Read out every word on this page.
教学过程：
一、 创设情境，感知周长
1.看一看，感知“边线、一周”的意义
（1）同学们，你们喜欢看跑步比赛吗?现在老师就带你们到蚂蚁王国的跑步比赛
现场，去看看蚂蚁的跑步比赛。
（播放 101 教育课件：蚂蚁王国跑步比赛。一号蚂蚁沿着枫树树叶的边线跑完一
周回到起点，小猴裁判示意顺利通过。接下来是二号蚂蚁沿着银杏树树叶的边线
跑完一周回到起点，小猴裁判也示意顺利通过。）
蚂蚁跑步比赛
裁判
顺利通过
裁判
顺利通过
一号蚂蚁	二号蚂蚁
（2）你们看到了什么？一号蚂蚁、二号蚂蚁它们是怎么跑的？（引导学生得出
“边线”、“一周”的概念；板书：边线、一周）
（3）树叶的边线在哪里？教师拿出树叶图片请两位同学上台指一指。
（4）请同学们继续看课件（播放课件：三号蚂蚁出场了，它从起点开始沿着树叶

###

Short task |
Exactly reproduce every line of the data above.

Result |
Read out every word on this page.
教学过程：
一、 创设情境，感知周长
1.看一看，感知“边线、一周”的意义
（1）同学们，你们喜欢看跑步比赛吗?现在老师就带你们到蚂蚁王国的跑步比赛
现场，去看看蚂蚁的跑步比赛。
（播放 101 教育课件：蚂蚁王国跑步比赛。一号蚂蚁沿着枫树树叶的边线跑完一
周回到起点，小猴裁判示意顺利通过。接下来是二号蚂蚁沿着银杏树树叶的边线
跑完一周回到起点，小猴裁判也示意顺利通过。）
蚂蚁跑步比赛
裁判
顺利通过
裁判
顺利通过
一号蚂蚁	二号蚂蚁
（2）你们看到了什么？一号蚂蚁、二号蚂蚁它们是怎么跑的？（引导学生得出
“边线”、“一周”的概念；板书：边线、一周）
（3）树叶的边线在哪里？教师拿出树叶图片请两位同学上台指一指。
（4）请同学们继续看课件（播放课件：三号蚂蚁出场了，它从起点开始沿着树叶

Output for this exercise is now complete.